[Stored data entries]

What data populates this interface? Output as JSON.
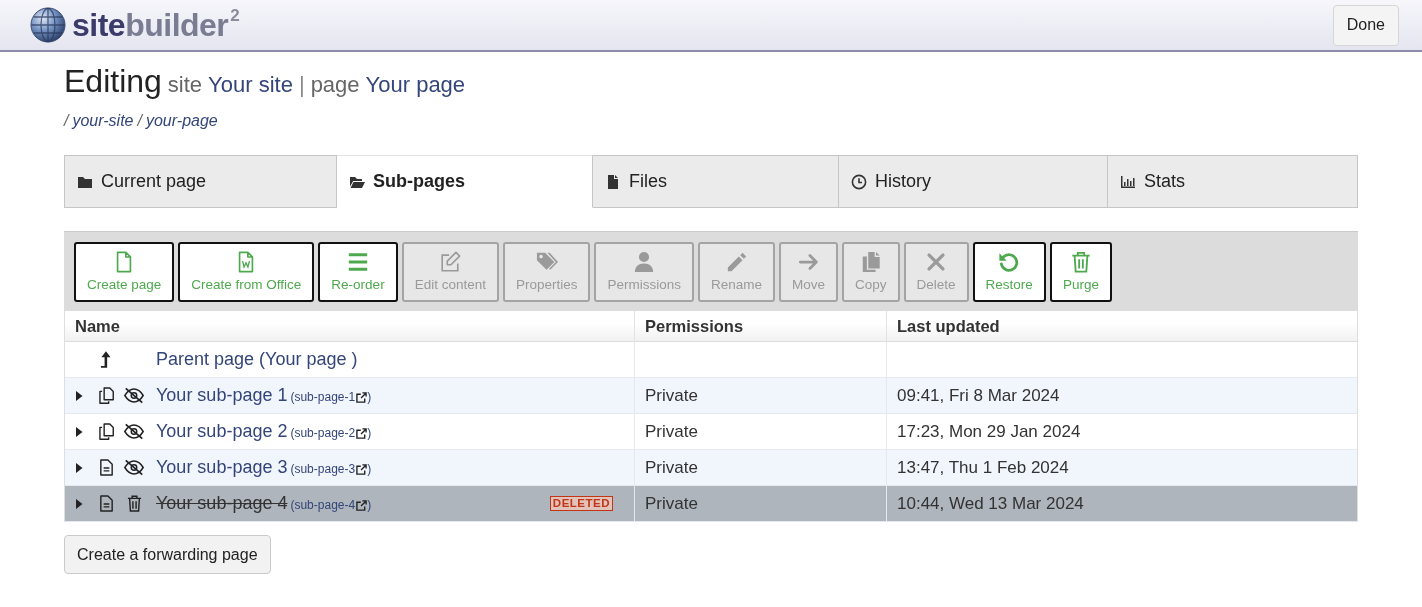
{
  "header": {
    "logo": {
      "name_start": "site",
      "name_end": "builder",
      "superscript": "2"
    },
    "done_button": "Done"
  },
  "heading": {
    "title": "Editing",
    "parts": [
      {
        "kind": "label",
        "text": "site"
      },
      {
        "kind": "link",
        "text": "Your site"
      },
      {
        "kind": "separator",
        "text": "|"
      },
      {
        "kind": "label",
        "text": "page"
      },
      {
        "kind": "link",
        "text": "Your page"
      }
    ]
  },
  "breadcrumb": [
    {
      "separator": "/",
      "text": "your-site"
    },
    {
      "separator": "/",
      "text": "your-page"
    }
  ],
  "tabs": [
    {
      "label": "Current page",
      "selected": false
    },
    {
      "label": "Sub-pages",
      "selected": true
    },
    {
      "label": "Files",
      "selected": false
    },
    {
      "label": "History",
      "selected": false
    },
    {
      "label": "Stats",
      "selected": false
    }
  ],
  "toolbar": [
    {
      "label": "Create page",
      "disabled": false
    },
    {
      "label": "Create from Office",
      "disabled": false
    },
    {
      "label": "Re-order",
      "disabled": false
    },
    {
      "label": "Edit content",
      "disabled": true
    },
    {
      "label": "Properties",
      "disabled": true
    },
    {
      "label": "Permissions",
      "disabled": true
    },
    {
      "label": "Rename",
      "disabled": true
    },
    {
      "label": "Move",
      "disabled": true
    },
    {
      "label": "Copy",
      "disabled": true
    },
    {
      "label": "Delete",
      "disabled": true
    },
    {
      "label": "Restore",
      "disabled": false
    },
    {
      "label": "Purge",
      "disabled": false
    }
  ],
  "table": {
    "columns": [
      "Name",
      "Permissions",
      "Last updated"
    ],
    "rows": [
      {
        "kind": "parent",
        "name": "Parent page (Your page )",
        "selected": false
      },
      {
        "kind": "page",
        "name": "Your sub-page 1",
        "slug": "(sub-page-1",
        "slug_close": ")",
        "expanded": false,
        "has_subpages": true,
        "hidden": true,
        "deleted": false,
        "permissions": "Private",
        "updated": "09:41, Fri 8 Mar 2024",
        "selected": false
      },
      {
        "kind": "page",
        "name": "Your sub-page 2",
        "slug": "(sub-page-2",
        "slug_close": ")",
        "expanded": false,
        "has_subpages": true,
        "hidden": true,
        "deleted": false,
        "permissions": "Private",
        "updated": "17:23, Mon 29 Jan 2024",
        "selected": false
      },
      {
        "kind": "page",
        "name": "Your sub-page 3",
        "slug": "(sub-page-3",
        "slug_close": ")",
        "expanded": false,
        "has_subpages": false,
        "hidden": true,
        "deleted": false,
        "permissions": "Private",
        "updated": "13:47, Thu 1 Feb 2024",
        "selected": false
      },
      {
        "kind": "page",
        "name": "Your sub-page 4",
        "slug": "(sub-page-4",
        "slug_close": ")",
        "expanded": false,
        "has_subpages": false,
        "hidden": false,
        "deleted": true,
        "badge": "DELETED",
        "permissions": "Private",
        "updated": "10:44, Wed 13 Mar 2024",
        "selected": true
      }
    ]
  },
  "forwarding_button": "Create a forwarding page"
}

§ **Written instruction**
Go back to the records above and write them out exactly, without the pictures.

§ **Reply to the exercise**
What data populates this interface? Output as JSON.
{
  "header": {
    "logo": {
      "name_start": "site",
      "name_end": "builder",
      "superscript": "2"
    },
    "done_button": "Done"
  },
  "heading": {
    "title": "Editing",
    "parts": [
      {
        "kind": "label",
        "text": "site"
      },
      {
        "kind": "link",
        "text": "Your site"
      },
      {
        "kind": "separator",
        "text": "|"
      },
      {
        "kind": "label",
        "text": "page"
      },
      {
        "kind": "link",
        "text": "Your page"
      }
    ]
  },
  "breadcrumb": [
    {
      "separator": "/",
      "text": "your-site"
    },
    {
      "separator": "/",
      "text": "your-page"
    }
  ],
  "tabs": [
    {
      "label": "Current page",
      "selected": false
    },
    {
      "label": "Sub-pages",
      "selected": true
    },
    {
      "label": "Files",
      "selected": false
    },
    {
      "label": "History",
      "selected": false
    },
    {
      "label": "Stats",
      "selected": false
    }
  ],
  "toolbar": [
    {
      "label": "Create page",
      "disabled": false
    },
    {
      "label": "Create from Office",
      "disabled": false
    },
    {
      "label": "Re-order",
      "disabled": false
    },
    {
      "label": "Edit content",
      "disabled": true
    },
    {
      "label": "Properties",
      "disabled": true
    },
    {
      "label": "Permissions",
      "disabled": true
    },
    {
      "label": "Rename",
      "disabled": true
    },
    {
      "label": "Move",
      "disabled": true
    },
    {
      "label": "Copy",
      "disabled": true
    },
    {
      "label": "Delete",
      "disabled": true
    },
    {
      "label": "Restore",
      "disabled": false
    },
    {
      "label": "Purge",
      "disabled": false
    }
  ],
  "table": {
    "columns": [
      "Name",
      "Permissions",
      "Last updated"
    ],
    "rows": [
      {
        "kind": "parent",
        "name": "Parent page (Your page )",
        "selected": false
      },
      {
        "kind": "page",
        "name": "Your sub-page 1",
        "slug": "(sub-page-1",
        "slug_close": ")",
        "expanded": false,
        "has_subpages": true,
        "hidden": true,
        "deleted": false,
        "permissions": "Private",
        "updated": "09:41, Fri 8 Mar 2024",
        "selected": false
      },
      {
        "kind": "page",
        "name": "Your sub-page 2",
        "slug": "(sub-page-2",
        "slug_close": ")",
        "expanded": false,
        "has_subpages": true,
        "hidden": true,
        "deleted": false,
        "permissions": "Private",
        "updated": "17:23, Mon 29 Jan 2024",
        "selected": false
      },
      {
        "kind": "page",
        "name": "Your sub-page 3",
        "slug": "(sub-page-3",
        "slug_close": ")",
        "expanded": false,
        "has_subpages": false,
        "hidden": true,
        "deleted": false,
        "permissions": "Private",
        "updated": "13:47, Thu 1 Feb 2024",
        "selected": false
      },
      {
        "kind": "page",
        "name": "Your sub-page 4",
        "slug": "(sub-page-4",
        "slug_close": ")",
        "expanded": false,
        "has_subpages": false,
        "hidden": false,
        "deleted": true,
        "badge": "DELETED",
        "permissions": "Private",
        "updated": "10:44, Wed 13 Mar 2024",
        "selected": true
      }
    ]
  },
  "forwarding_button": "Create a forwarding page"
}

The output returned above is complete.